EXTRACTED RECORDS ::

┌────────

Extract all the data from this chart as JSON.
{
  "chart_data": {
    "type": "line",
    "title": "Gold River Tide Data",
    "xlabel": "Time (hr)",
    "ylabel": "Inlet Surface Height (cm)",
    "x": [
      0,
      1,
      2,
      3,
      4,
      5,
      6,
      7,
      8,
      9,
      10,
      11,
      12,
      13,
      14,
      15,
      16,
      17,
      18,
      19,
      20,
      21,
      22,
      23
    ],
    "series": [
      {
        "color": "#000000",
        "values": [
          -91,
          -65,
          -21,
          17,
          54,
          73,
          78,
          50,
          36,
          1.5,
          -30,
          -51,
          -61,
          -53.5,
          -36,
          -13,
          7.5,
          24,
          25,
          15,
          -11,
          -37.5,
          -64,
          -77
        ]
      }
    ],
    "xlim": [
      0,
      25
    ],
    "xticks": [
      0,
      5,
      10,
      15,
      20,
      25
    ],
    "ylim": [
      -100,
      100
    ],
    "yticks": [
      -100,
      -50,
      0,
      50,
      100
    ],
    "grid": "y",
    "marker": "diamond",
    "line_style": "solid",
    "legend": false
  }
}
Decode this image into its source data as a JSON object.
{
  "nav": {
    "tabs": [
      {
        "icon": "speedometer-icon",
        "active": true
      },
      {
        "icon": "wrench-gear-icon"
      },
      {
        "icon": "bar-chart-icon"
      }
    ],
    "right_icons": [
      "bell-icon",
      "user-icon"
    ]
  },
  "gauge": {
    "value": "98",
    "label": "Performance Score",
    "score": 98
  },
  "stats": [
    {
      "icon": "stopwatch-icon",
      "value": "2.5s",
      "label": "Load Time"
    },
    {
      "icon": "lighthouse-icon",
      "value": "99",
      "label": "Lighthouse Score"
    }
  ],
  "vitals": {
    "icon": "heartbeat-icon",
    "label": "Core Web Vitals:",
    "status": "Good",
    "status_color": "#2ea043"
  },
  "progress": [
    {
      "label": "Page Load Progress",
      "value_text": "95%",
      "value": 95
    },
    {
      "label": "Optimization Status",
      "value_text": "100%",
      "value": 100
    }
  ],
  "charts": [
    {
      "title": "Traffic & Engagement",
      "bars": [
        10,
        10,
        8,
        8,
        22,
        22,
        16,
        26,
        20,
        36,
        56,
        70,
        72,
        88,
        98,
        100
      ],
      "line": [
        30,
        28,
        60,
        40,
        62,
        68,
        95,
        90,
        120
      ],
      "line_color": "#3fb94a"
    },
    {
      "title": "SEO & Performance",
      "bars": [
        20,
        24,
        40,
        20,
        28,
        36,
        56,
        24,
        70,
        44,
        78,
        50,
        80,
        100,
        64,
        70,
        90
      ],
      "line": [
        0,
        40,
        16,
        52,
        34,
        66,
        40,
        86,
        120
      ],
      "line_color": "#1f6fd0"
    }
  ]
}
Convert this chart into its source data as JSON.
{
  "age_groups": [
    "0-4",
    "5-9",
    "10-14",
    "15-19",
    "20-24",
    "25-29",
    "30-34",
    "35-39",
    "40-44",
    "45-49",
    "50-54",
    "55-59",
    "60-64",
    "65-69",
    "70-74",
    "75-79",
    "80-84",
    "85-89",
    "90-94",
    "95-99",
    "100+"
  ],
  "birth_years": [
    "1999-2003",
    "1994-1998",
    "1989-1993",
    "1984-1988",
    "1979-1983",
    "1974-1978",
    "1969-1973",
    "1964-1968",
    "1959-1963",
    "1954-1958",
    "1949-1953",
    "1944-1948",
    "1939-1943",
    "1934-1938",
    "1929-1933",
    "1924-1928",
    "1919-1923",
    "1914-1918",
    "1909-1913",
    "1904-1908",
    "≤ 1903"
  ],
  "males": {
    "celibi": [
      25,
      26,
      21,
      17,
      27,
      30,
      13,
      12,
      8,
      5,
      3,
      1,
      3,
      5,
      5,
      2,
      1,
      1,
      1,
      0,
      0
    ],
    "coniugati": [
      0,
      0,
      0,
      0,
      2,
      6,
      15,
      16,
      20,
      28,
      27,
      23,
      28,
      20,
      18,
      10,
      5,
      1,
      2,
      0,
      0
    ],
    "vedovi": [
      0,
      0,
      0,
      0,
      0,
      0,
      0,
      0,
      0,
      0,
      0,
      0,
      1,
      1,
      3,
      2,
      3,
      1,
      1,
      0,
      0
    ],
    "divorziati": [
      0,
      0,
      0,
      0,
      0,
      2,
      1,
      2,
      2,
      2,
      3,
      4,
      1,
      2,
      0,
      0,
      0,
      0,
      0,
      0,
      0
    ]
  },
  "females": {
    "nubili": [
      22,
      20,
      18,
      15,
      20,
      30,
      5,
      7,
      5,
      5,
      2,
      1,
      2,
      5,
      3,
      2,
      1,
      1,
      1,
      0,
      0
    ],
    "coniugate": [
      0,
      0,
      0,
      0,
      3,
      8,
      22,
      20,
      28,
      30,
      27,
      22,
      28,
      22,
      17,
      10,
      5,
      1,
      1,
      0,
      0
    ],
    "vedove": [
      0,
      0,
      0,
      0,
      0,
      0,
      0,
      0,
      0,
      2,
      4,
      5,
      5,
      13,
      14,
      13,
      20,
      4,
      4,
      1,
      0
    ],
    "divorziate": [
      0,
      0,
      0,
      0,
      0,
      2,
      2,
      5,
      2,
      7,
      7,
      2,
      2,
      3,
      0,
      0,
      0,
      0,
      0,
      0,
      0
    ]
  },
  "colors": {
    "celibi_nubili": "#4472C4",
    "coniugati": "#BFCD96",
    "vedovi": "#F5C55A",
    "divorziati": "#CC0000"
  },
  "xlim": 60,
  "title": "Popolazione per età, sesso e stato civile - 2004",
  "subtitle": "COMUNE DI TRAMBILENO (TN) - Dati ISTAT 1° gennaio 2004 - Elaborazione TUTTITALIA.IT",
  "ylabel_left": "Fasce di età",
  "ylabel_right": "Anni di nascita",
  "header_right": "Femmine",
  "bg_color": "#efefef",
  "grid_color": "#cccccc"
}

└────────

WHAT YOU HAVE TO DO ::
Type out the whole listing above again, exactly as it stands.

TASK RESPONSE ::
Extract all the data from this chart as JSON.
{
  "chart_data": {
    "type": "line",
    "title": "Gold River Tide Data",
    "xlabel": "Time (hr)",
    "ylabel": "Inlet Surface Height (cm)",
    "x": [
      0,
      1,
      2,
      3,
      4,
      5,
      6,
      7,
      8,
      9,
      10,
      11,
      12,
      13,
      14,
      15,
      16,
      17,
      18,
      19,
      20,
      21,
      22,
      23
    ],
    "series": [
      {
        "color": "#000000",
        "values": [
          -91,
          -65,
          -21,
          17,
          54,
          73,
          78,
          50,
          36,
          1.5,
          -30,
          -51,
          -61,
          -53.5,
          -36,
          -13,
          7.5,
          24,
          25,
          15,
          -11,
          -37.5,
          -64,
          -77
        ]
      }
    ],
    "xlim": [
      0,
      25
    ],
    "xticks": [
      0,
      5,
      10,
      15,
      20,
      25
    ],
    "ylim": [
      -100,
      100
    ],
    "yticks": [
      -100,
      -50,
      0,
      50,
      100
    ],
    "grid": "y",
    "marker": "diamond",
    "line_style": "solid",
    "legend": false
  }
}
Decode this image into its source data as a JSON object.
{
  "nav": {
    "tabs": [
      {
        "icon": "speedometer-icon",
        "active": true
      },
      {
        "icon": "wrench-gear-icon"
      },
      {
        "icon": "bar-chart-icon"
      }
    ],
    "right_icons": [
      "bell-icon",
      "user-icon"
    ]
  },
  "gauge": {
    "value": "98",
    "label": "Performance Score",
    "score": 98
  },
  "stats": [
    {
      "icon": "stopwatch-icon",
      "value": "2.5s",
      "label": "Load Time"
    },
    {
      "icon": "lighthouse-icon",
      "value": "99",
      "label": "Lighthouse Score"
    }
  ],
  "vitals": {
    "icon": "heartbeat-icon",
    "label": "Core Web Vitals:",
    "status": "Good",
    "status_color": "#2ea043"
  },
  "progress": [
    {
      "label": "Page Load Progress",
      "value_text": "95%",
      "value": 95
    },
    {
      "label": "Optimization Status",
      "value_text": "100%",
      "value": 100
    }
  ],
  "charts": [
    {
      "title": "Traffic & Engagement",
      "bars": [
        10,
        10,
        8,
        8,
        22,
        22,
        16,
        26,
        20,
        36,
        56,
        70,
        72,
        88,
        98,
        100
      ],
      "line": [
        30,
        28,
        60,
        40,
        62,
        68,
        95,
        90,
        120
      ],
      "line_color": "#3fb94a"
    },
    {
      "title": "SEO & Performance",
      "bars": [
        20,
        24,
        40,
        20,
        28,
        36,
        56,
        24,
        70,
        44,
        78,
        50,
        80,
        100,
        64,
        70,
        90
      ],
      "line": [
        0,
        40,
        16,
        52,
        34,
        66,
        40,
        86,
        120
      ],
      "line_color": "#1f6fd0"
    }
  ]
}
Convert this chart into its source data as JSON.
{
  "age_groups": [
    "0-4",
    "5-9",
    "10-14",
    "15-19",
    "20-24",
    "25-29",
    "30-34",
    "35-39",
    "40-44",
    "45-49",
    "50-54",
    "55-59",
    "60-64",
    "65-69",
    "70-74",
    "75-79",
    "80-84",
    "85-89",
    "90-94",
    "95-99",
    "100+"
  ],
  "birth_years": [
    "1999-2003",
    "1994-1998",
    "1989-1993",
    "1984-1988",
    "1979-1983",
    "1974-1978",
    "1969-1973",
    "1964-1968",
    "1959-1963",
    "1954-1958",
    "1949-1953",
    "1944-1948",
    "1939-1943",
    "1934-1938",
    "1929-1933",
    "1924-1928",
    "1919-1923",
    "1914-1918",
    "1909-1913",
    "1904-1908",
    "≤ 1903"
  ],
  "males": {
    "celibi": [
      25,
      26,
      21,
      17,
      27,
      30,
      13,
      12,
      8,
      5,
      3,
      1,
      3,
      5,
      5,
      2,
      1,
      1,
      1,
      0,
      0
    ],
    "coniugati": [
      0,
      0,
      0,
      0,
      2,
      6,
      15,
      16,
      20,
      28,
      27,
      23,
      28,
      20,
      18,
      10,
      5,
      1,
      2,
      0,
      0
    ],
    "vedovi": [
      0,
      0,
      0,
      0,
      0,
      0,
      0,
      0,
      0,
      0,
      0,
      0,
      1,
      1,
      3,
      2,
      3,
      1,
      1,
      0,
      0
    ],
    "divorziati": [
      0,
      0,
      0,
      0,
      0,
      2,
      1,
      2,
      2,
      2,
      3,
      4,
      1,
      2,
      0,
      0,
      0,
      0,
      0,
      0,
      0
    ]
  },
  "females": {
    "nubili": [
      22,
      20,
      18,
      15,
      20,
      30,
      5,
      7,
      5,
      5,
      2,
      1,
      2,
      5,
      3,
      2,
      1,
      1,
      1,
      0,
      0
    ],
    "coniugate": [
      0,
      0,
      0,
      0,
      3,
      8,
      22,
      20,
      28,
      30,
      27,
      22,
      28,
      22,
      17,
      10,
      5,
      1,
      1,
      0,
      0
    ],
    "vedove": [
      0,
      0,
      0,
      0,
      0,
      0,
      0,
      0,
      0,
      2,
      4,
      5,
      5,
      13,
      14,
      13,
      20,
      4,
      4,
      1,
      0
    ],
    "divorziate": [
      0,
      0,
      0,
      0,
      0,
      2,
      2,
      5,
      2,
      7,
      7,
      2,
      2,
      3,
      0,
      0,
      0,
      0,
      0,
      0,
      0
    ]
  },
  "colors": {
    "celibi_nubili": "#4472C4",
    "coniugati": "#BFCD96",
    "vedovi": "#F5C55A",
    "divorziati": "#CC0000"
  },
  "xlim": 60,
  "title": "Popolazione per età, sesso e stato civile - 2004",
  "subtitle": "COMUNE DI TRAMBILENO (TN) - Dati ISTAT 1° gennaio 2004 - Elaborazione TUTTITALIA.IT",
  "ylabel_left": "Fasce di età",
  "ylabel_right": "Anni di nascita",
  "header_right": "Femmine",
  "bg_color": "#efefef",
  "grid_color": "#cccccc"
}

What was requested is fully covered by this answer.